> [EXERCISE TASK]
Select every line containing the word "text" from the material, and copy those lines.
-- PROVIDED RECORDS start --
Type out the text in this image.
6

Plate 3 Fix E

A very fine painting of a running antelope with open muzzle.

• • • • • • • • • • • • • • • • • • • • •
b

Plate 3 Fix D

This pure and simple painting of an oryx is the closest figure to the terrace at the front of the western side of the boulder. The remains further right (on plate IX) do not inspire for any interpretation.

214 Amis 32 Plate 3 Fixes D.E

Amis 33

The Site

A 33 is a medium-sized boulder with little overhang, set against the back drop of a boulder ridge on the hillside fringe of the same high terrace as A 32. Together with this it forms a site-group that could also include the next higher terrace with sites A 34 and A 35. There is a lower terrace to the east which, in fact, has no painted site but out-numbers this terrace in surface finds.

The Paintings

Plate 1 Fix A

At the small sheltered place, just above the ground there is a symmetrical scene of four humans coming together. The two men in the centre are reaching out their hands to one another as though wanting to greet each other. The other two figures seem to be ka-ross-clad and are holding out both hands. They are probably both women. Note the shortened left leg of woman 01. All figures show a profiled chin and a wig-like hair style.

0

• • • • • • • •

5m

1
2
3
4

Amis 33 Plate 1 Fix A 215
-- PROVIDED RECORDS end --
-- PROVIDED RECORDS start --
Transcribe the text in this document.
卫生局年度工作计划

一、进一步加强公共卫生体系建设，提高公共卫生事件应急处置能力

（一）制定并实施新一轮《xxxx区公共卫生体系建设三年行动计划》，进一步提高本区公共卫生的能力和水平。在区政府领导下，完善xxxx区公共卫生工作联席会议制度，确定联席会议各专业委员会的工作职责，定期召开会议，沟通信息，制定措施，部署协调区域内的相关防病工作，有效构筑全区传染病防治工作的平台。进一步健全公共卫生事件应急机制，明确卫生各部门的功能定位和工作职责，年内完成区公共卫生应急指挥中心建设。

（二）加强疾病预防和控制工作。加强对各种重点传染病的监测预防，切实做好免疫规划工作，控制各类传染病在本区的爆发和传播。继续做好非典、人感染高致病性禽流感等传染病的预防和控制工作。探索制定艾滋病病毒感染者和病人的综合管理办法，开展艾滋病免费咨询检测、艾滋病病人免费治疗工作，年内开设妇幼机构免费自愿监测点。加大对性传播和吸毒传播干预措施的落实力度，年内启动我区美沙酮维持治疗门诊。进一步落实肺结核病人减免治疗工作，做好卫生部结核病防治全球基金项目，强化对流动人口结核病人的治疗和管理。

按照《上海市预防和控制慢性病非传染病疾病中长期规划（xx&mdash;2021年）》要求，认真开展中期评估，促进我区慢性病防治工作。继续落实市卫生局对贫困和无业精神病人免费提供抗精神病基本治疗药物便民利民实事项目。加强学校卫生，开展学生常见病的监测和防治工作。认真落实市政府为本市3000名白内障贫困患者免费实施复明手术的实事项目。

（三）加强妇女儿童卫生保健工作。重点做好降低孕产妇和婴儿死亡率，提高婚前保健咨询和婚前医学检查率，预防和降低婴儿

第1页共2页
-- PROVIDED RECORDS end --
> [FULL SOLUTION]
Type out the text in this image.
Transcribe the text in this document.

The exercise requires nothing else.